● **Exercise description**
Locate each line in the records containing "εἶναι". Copy it.

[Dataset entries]
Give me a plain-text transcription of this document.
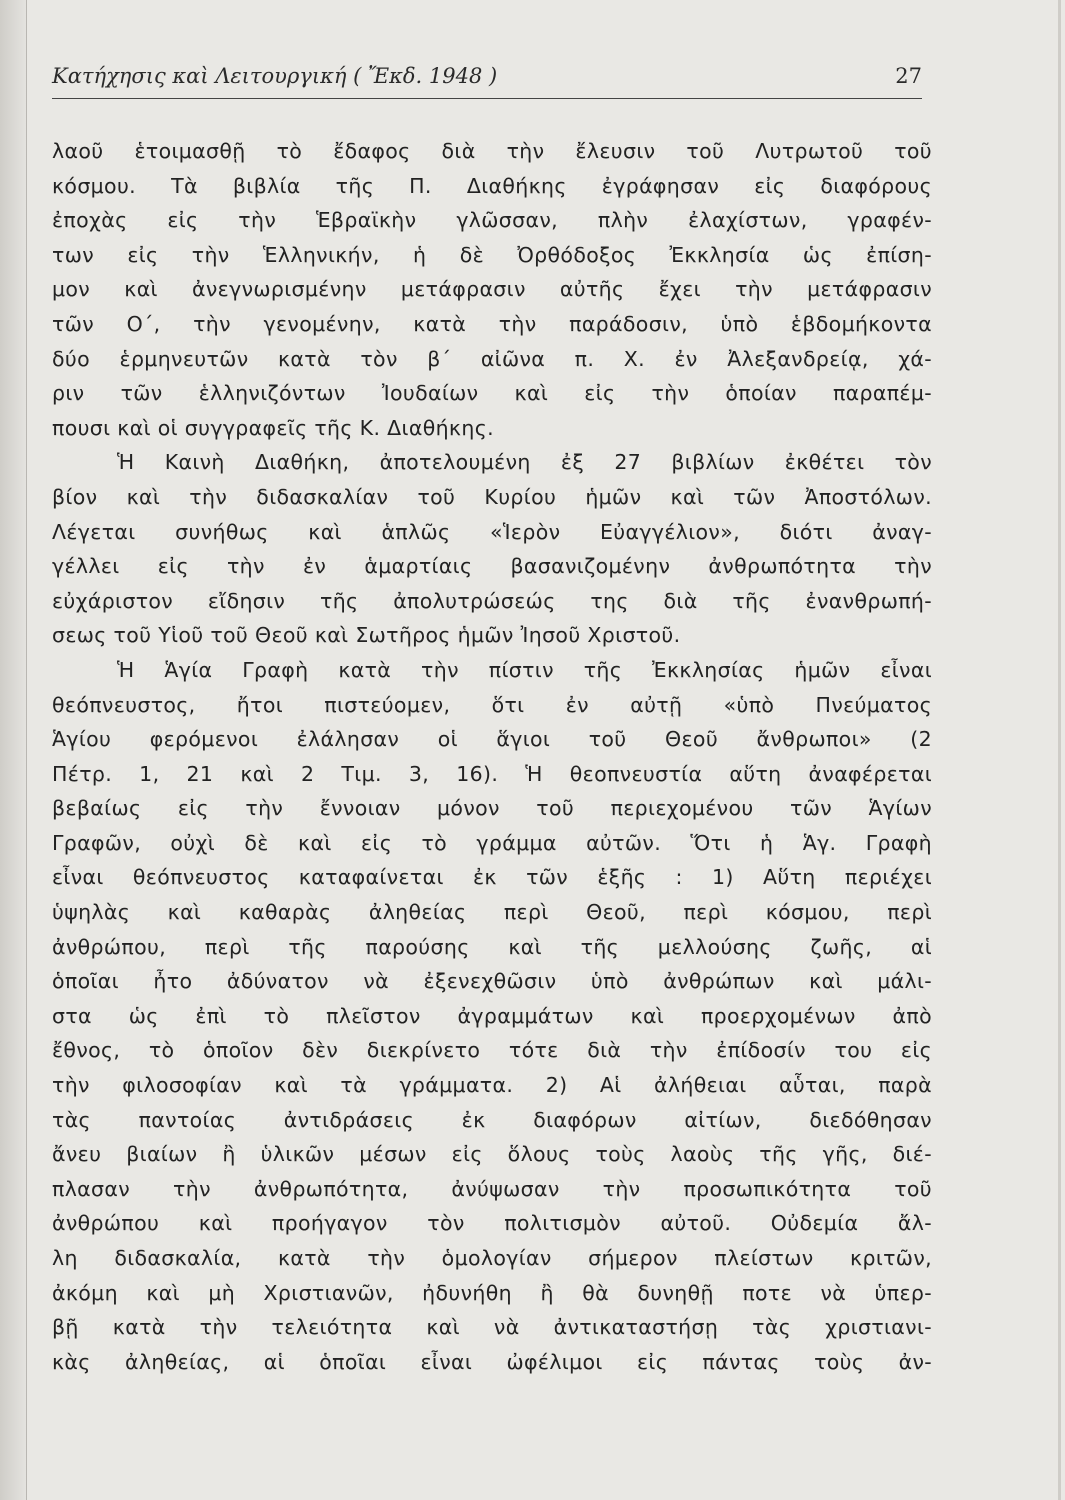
Κατήχησις καὶ Λειτουργική ( Ἔκδ. 1948 )	27
λαοῦ ἑτοιμασθῇ τὸ ἔδαφος διὰ τὴν ἔλευσιν τοῦ Λυτρωτοῦ τοῦ
κόσμου. Τὰ βιβλία τῆς Π. Διαθήκης ἐγράφησαν εἰς διαφόρους
ἐποχὰς εἰς τὴν Ἑβραϊκὴν γλῶσσαν, πλὴν ἐλαχίστων, γραφέν-
των εἰς τὴν Ἑλληνικήν, ἡ δὲ Ὀρθόδοξος Ἐκκλησία ὡς ἐπίση-
μον καὶ ἀνεγνωρισμένην μετάφρασιν αὐτῆς ἔχει τὴν μετάφρασιν
τῶν Ο΄, τὴν γενομένην, κατὰ τὴν παράδοσιν, ὑπὸ ἑβδομήκοντα
δύο ἑρμηνευτῶν κατὰ τὸν β΄ αἰῶνα π. Χ. ἐν Ἀλεξανδρείᾳ, χά-
ριν τῶν ἑλληνιζόντων Ἰουδαίων καὶ εἰς τὴν ὁποίαν παραπέμ-
πουσι καὶ οἱ συγγραφεῖς τῆς Κ. Διαθήκης.
Ἡ Καινὴ Διαθήκη, ἀποτελουμένη ἐξ 27 βιβλίων ἐκθέτει τὸν
βίον καὶ τὴν διδασκαλίαν τοῦ Κυρίου ἡμῶν καὶ τῶν Ἀποστόλων.
Λέγεται συνήθως καὶ ἁπλῶς «Ἱερὸν Εὐαγγέλιον», διότι ἀναγ-
γέλλει εἰς τὴν ἐν ἁμαρτίαις βασανιζομένην ἀνθρωπότητα τὴν
εὐχάριστον εἴδησιν τῆς ἀπολυτρώσεώς της διὰ τῆς ἐνανθρωπή-
σεως τοῦ Υἱοῦ τοῦ Θεοῦ καὶ Σωτῆρος ἡμῶν Ἰησοῦ Χριστοῦ.
Ἡ Ἁγία Γραφὴ κατὰ τὴν πίστιν τῆς Ἐκκλησίας ἡμῶν εἶναι
θεόπνευστος, ἤτοι πιστεύομεν, ὅτι ἐν αὐτῇ «ὑπὸ Πνεύματος
Ἁγίου φερόμενοι ἐλάλησαν οἱ ἅγιοι τοῦ Θεοῦ ἄνθρωποι» (2
Πέτρ. 1, 21 καὶ 2 Τιμ. 3, 16). Ἡ θεοπνευστία αὕτη ἀναφέρεται
βεβαίως εἰς τὴν ἔννοιαν μόνον τοῦ περιεχομένου τῶν Ἁγίων
Γραφῶν, οὐχὶ δὲ καὶ εἰς τὸ γράμμα αὐτῶν. Ὅτι ἡ Ἁγ. Γραφὴ
εἶναι θεόπνευστος καταφαίνεται ἐκ τῶν ἑξῆς : 1) Αὕτη περιέχει
ὑψηλὰς καὶ καθαρὰς ἀληθείας περὶ Θεοῦ, περὶ κόσμου, περὶ
ἀνθρώπου, περὶ τῆς παρούσης καὶ τῆς μελλούσης ζωῆς, αἱ
ὁποῖαι ἦτο ἀδύνατον νὰ ἐξενεχθῶσιν ὑπὸ ἀνθρώπων καὶ μάλι-
στα ὡς ἐπὶ τὸ πλεῖστον ἀγραμμάτων καὶ προερχομένων ἀπὸ
ἔθνος, τὸ ὁποῖον δὲν διεκρίνετο τότε διὰ τὴν ἐπίδοσίν του εἰς
τὴν φιλοσοφίαν καὶ τὰ γράμματα. 2) Αἱ ἀλήθειαι αὗται, παρὰ
τὰς παντοίας ἀντιδράσεις ἐκ διαφόρων αἰτίων, διεδόθησαν
ἄνευ βιαίων ἢ ὑλικῶν μέσων εἰς ὅλους τοὺς λαοὺς τῆς γῆς, διέ-
πλασαν τὴν ἀνθρωπότητα, ἀνύψωσαν τὴν προσωπικότητα τοῦ
ἀνθρώπου καὶ προήγαγον τὸν πολιτισμὸν αὐτοῦ. Οὐδεμία ἄλ-
λη διδασκαλία, κατὰ τὴν ὁμολογίαν σήμερον πλείστων κριτῶν,
ἀκόμη καὶ μὴ Χριστιανῶν, ἠδυνήθη ἢ θὰ δυνηθῇ ποτε νὰ ὑπερ-
βῇ κατὰ τὴν τελειότητα καὶ νὰ ἀντικαταστήσῃ τὰς χριστιανι-
κὰς ἀληθείας, αἱ ὁποῖαι εἶναι ὠφέλιμοι εἰς πάντας τοὺς ἀν-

● **Written solution**
Ἡ Ἁγία Γραφὴ κατὰ τὴν πίστιν τῆς Ἐκκλησίας ἡμῶν εἶναι
εἶναι θεόπνευστος καταφαίνεται ἐκ τῶν ἑξῆς : 1) Αὕτη περιέχει
κὰς ἀληθείας, αἱ ὁποῖαι εἶναι ὠφέλιμοι εἰς πάντας τοὺς ἀν-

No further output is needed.